Part of a data file:
──────────────────────────────

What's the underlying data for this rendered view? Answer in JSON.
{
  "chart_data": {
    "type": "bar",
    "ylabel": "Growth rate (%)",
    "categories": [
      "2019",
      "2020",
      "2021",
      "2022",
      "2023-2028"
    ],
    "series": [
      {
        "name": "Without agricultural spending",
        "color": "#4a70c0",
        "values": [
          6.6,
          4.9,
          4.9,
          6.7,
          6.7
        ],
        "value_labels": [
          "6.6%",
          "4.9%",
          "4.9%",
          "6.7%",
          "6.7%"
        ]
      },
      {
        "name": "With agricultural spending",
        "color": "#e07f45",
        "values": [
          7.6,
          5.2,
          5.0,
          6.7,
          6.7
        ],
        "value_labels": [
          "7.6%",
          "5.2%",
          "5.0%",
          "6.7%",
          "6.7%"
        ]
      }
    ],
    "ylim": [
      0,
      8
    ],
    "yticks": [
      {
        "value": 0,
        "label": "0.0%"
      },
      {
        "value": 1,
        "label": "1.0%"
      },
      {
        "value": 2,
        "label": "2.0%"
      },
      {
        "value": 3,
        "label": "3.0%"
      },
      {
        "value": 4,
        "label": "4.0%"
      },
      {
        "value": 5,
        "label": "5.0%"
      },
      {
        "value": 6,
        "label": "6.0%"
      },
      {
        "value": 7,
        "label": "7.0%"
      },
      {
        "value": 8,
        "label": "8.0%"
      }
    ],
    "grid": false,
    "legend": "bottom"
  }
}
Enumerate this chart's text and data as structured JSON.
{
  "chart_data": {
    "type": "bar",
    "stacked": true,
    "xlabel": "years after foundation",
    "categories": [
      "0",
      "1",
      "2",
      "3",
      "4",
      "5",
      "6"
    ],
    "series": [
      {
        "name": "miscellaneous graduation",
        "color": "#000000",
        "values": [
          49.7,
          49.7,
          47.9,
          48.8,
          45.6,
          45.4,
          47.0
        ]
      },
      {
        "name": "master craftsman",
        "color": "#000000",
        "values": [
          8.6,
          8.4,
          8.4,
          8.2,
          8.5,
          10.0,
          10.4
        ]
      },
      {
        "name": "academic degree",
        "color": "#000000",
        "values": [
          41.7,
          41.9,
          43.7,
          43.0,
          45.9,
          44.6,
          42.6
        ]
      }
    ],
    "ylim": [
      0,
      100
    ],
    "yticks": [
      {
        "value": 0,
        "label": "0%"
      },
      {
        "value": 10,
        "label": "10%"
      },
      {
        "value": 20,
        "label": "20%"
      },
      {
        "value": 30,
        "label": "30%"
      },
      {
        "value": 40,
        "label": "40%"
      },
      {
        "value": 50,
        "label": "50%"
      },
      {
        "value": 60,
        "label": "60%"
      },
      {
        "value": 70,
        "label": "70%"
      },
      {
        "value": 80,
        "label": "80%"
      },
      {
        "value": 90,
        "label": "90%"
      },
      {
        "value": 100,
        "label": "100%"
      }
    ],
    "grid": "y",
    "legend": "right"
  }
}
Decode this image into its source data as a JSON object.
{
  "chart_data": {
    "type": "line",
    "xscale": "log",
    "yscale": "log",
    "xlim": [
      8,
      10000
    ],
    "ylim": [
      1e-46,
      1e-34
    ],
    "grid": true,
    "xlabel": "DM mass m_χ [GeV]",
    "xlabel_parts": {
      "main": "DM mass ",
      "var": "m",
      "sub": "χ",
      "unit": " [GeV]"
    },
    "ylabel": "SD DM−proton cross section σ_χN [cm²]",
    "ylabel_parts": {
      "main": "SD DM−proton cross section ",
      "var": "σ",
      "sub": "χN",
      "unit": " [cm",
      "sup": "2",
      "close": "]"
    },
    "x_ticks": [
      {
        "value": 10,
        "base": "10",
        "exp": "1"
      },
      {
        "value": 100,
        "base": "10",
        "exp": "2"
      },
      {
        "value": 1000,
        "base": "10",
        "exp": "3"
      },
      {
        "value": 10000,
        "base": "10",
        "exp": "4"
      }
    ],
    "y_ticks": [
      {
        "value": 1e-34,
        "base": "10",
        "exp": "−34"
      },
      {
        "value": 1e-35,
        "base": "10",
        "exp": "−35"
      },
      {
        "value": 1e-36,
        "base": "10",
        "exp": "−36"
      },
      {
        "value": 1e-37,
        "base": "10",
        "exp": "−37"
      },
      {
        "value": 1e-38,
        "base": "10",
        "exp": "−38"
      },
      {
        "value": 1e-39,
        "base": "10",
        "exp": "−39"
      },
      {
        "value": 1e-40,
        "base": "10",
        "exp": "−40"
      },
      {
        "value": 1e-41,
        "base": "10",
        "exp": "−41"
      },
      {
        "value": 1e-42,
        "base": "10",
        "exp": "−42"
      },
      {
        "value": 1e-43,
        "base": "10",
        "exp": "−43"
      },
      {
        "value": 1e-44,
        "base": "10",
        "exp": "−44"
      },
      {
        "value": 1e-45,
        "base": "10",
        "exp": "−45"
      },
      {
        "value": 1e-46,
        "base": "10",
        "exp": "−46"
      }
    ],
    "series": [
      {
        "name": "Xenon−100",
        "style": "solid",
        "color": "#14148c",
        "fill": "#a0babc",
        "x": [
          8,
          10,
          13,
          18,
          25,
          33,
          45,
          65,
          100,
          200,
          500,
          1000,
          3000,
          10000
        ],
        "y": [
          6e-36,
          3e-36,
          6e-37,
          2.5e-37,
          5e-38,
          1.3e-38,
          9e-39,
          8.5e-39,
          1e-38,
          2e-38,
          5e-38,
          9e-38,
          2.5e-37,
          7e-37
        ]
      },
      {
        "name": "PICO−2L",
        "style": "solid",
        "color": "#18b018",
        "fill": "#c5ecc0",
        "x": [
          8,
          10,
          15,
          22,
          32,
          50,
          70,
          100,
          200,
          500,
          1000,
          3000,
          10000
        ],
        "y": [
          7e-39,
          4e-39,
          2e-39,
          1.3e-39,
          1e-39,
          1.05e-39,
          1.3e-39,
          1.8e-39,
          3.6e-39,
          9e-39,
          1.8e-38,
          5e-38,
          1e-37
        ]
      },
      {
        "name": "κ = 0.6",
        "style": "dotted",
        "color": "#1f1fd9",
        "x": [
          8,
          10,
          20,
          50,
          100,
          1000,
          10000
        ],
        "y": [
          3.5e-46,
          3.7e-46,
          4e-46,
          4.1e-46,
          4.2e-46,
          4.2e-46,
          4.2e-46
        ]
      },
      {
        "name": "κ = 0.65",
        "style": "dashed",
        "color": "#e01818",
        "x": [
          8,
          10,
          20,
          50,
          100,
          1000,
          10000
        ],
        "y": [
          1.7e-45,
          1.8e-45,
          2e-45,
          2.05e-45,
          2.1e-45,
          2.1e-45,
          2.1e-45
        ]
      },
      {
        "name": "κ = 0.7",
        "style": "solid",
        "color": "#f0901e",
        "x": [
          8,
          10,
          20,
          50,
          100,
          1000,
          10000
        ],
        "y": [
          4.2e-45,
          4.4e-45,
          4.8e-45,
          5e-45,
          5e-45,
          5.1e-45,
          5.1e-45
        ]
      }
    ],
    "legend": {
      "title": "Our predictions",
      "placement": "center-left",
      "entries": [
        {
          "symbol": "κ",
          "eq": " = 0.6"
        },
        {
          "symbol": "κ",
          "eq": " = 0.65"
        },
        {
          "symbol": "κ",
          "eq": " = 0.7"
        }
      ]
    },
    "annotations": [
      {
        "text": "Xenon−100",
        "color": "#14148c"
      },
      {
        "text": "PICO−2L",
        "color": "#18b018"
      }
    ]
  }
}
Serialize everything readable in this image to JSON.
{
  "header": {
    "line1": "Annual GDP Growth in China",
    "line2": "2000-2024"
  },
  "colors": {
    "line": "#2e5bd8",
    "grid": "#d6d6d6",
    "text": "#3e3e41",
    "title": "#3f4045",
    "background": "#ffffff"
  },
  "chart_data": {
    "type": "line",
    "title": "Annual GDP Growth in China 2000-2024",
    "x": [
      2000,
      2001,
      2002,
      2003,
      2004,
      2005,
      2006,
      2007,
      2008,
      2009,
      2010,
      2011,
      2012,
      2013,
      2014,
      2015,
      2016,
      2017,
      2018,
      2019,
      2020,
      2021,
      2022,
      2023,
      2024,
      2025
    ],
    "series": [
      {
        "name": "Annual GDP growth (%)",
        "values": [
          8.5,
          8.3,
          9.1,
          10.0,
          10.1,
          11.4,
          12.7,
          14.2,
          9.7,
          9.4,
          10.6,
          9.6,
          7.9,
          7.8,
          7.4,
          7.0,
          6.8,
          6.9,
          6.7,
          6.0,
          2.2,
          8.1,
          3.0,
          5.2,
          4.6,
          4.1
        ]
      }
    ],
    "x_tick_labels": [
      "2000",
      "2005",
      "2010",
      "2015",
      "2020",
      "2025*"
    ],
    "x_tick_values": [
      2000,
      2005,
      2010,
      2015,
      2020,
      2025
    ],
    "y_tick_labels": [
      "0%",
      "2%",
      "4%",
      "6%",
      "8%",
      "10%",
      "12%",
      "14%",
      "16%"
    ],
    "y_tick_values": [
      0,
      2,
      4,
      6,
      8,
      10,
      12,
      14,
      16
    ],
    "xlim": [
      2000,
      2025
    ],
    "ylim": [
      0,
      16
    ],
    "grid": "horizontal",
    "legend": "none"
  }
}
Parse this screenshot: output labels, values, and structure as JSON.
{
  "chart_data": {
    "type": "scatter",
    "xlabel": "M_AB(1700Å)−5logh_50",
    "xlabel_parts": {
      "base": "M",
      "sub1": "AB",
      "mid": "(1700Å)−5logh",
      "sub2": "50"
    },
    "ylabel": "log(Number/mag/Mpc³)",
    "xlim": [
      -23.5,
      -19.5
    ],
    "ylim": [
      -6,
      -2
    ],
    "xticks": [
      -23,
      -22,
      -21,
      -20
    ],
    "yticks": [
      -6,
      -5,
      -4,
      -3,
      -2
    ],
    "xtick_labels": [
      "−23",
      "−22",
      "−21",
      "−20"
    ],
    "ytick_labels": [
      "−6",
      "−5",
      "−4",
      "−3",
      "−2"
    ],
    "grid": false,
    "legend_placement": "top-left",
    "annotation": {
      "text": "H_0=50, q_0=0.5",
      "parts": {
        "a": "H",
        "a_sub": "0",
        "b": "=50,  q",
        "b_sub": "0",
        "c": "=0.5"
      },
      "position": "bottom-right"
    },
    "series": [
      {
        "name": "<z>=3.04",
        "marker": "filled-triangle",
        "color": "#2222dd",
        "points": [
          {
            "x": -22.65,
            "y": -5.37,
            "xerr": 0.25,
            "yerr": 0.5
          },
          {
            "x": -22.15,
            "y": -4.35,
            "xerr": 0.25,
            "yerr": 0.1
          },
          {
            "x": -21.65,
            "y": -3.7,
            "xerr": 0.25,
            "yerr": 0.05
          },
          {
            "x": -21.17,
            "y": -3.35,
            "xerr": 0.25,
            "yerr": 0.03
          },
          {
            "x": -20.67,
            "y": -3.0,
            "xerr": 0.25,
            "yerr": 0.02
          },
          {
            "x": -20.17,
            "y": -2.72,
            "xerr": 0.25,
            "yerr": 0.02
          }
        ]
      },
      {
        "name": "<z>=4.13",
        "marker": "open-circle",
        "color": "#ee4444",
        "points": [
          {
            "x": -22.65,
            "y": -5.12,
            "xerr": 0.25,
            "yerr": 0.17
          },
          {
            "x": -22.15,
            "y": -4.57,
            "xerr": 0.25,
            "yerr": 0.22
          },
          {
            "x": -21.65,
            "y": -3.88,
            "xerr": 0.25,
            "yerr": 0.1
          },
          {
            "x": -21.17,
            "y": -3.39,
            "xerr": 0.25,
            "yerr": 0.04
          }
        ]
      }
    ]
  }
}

──────────────────────────────

#### [SHORT PROBLEM]
Using the material above, state how many lines include the string "JSON". Answer with a single number.

#### [FINISHED TASK]
5